◆ **Selected excerpt**:
*** Block opens ***
The first solution that came to mind was to catch the exception from SubmitChanges and refresh the affected object graph. Since the box had child entities that were also updated, plus an order line item, this entire graph would need to be refreshed. Easy enough, as objects are queried and updated, they got added to a revertList should the SubmitChanges fail:


try
{
    DataContext.SubmitChanges();
}
catch
{ 
    DataContext.Refresh(RefreshMode.OverwriteCurrentValues, revertList);
    throw;
}


Unfortunately this doesn't work as the Refresh method will fail with:
System.InvalidOperationException: The operation cannot be performed during a call to SubmitChanges.
at System.Data.Linq.DataContext.CheckNotInSubmitChanges()
at System.Data.Linq.DataContext.Refresh(RefreshMode mode, IEnumerable entities) ...

So I needed to trigger the Refresh call outside of the SubmitChanges scope. The first thing to note is that while the system is processing, the scanner is turned off until the processing is completed. For minor errors such as scanning a box twice, etc. the scanner beeps out, displays a message, and reactivates. For serious application errors the scanner remains off until the application determines the exception can be corrected. The user knows that if the scanner beeps out and turns off, check the screen, and try restarting the application if it doesn't turn on within a minute or so.

In any case, the solution was to use an asynchronous operation to handle the scanner error and data refresh. This meant worker thread and locking off the scanner access until the refresh was successful, or timed itself out trying.


try
{
  DataContext.SubmitChanges();
}
catch
{ 
  revertDomainObjects(scanner, revertList);
  throw;
}

/// <summary>
/// This method will attempt to revert changes to objects to reflect the data
/// state. This will be called in situations where the data connectivity has 
/// been interrupted, where data state does not reflect cached state. This will
/// attempt to refresh cached copies of objects to match data state.
/// </summary>
/// <param name="revertList">List of domain objects to revert back to data state.</param>
private void revertDomainObjects(IScannerHandler scanner, List<object> revertList)
{
  ThreadPool.QueueUserWorkItem((e) => 
  {
    lock (_dataContext)
    { 
      var inscopeScanner = ((List<object>)e)[0] as IScannerHandler;
      var inscopeRevertlist = ((List<object>)e)[1] as List<object>;
      int attemptCounter = 0;
      bool isSuccessful = false;
      while (!isSuccessful && attemptCounter <= 4)
*** Block closes ***
◆ **Activity list**:
(a) Translate this sentence from the text on refreshing objects after a failed SubmitChanges into Spanish: "So I needed to trigger the Refresh call outside of the SubmitChanges scope."
(b) Write what comes next in the text on refreshing objects after a failed SubmitChanges, picking up right after its last line.

◆ **Entries shown**:
*** Block opens ***
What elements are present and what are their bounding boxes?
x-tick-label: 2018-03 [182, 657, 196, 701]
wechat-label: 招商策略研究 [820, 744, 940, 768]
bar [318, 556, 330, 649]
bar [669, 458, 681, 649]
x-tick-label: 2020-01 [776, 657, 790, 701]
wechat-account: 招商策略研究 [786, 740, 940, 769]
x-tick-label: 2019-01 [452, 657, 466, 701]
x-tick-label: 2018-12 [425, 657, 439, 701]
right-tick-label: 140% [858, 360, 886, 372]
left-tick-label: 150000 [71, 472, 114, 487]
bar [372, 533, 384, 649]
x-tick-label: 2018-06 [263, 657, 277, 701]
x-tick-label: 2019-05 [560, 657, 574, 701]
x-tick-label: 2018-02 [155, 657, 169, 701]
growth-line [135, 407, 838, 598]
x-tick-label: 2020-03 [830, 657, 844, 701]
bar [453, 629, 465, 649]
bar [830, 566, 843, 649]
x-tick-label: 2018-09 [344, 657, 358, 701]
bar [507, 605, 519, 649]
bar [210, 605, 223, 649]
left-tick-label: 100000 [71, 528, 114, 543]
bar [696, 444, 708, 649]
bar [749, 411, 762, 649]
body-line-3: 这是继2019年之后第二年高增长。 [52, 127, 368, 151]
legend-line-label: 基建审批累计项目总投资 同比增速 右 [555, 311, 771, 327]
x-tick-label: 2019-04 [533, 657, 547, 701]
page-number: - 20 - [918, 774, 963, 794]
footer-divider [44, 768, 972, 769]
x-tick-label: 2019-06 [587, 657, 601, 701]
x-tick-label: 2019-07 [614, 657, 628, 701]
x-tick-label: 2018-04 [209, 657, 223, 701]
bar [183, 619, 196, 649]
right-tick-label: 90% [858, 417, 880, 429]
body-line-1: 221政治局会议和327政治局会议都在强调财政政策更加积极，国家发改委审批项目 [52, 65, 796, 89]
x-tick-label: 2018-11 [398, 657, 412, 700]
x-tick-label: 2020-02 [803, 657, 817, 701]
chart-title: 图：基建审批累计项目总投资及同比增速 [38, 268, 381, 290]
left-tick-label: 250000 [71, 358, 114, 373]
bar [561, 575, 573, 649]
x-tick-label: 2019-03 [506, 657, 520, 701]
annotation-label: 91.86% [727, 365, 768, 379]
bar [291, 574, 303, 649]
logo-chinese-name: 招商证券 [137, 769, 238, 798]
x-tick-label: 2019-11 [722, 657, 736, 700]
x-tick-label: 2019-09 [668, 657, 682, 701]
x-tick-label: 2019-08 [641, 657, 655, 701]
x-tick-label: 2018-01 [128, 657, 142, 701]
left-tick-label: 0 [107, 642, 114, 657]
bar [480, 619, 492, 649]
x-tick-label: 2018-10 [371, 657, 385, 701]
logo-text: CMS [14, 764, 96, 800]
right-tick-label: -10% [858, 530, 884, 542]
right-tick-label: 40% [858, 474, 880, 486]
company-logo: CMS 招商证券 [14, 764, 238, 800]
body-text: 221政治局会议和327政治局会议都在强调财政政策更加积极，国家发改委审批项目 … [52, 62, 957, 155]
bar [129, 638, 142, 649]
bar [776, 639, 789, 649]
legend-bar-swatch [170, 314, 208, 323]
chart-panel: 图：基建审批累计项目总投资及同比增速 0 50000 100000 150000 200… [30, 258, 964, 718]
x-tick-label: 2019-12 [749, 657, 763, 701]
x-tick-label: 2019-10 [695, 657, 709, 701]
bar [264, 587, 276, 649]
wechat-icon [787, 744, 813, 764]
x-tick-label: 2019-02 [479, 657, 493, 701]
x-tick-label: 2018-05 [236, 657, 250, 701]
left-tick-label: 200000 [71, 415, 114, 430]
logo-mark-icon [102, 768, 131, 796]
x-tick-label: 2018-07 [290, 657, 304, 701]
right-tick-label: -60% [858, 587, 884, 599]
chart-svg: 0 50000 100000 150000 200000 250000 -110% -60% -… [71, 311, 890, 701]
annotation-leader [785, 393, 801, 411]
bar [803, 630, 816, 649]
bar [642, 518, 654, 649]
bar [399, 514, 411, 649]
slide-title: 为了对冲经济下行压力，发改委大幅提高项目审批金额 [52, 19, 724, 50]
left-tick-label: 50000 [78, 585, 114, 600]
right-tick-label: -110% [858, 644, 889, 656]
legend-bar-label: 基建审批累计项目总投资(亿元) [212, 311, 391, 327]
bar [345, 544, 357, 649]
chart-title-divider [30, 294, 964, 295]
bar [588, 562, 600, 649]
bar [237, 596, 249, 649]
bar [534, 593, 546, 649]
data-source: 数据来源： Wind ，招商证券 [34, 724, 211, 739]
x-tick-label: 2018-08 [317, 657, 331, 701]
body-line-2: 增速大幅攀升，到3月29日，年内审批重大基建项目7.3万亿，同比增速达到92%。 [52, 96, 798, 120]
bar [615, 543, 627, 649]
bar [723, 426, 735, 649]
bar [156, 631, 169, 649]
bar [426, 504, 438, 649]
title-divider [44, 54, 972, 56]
*** Block closes ***
◆ **Answers to the problems**:
(a) Así que necesitaba ejecutar la llamada a Refresh fuera del ámbito de SubmitChanges.

(b)
      {
        try
        {
          _dataContext.Refresh(RefreshMode.OverwriteCurrentValues, inscopeRevertlist);
          isSuccessful = true;
          inscopeScanner.RecoveredFromCriticalException();
          scanner.Status = Objects.ScannerStatus.Idle;
          scanner.StatusMessage = "Scanner has recovered from the previous error. Please retry operation and contact Licensys I.T. if the issue continues.";
        }
        catch
        { // If the rollback fails, sleep for half a second and retry up to 5 times.
          Thread.Sleep(500);
          if (attemptCounter++ > 4)
          throw;
        }
      }
    }
  }, 
  new List<object>() {scanner, revertList});
}


Probably a better solution would be to use a Task<> implementation if it's available in .Net 3.5, but this does the job and I don't need to be able to interrupt it.

Now in the case of an exception during SubmitChanges, the scanner will alert the user and be de-activated (triggered when the exception bubbles)and the worker process will kick off to try and refresh the affected data. if that is successful the scanner will be re-activated and the user notified that they can continue.

Caveats: This did require adding some thread-safety to an otherwise single-threaded application. I added an accessor property that attempted to lock the data context before returning it. Not ideal but in this case the means of triggering calls to the data context (scanner) was disabled until the operation was completed. This will be reviewed and refactored shortly as we move to support multiple simultaneous scanners.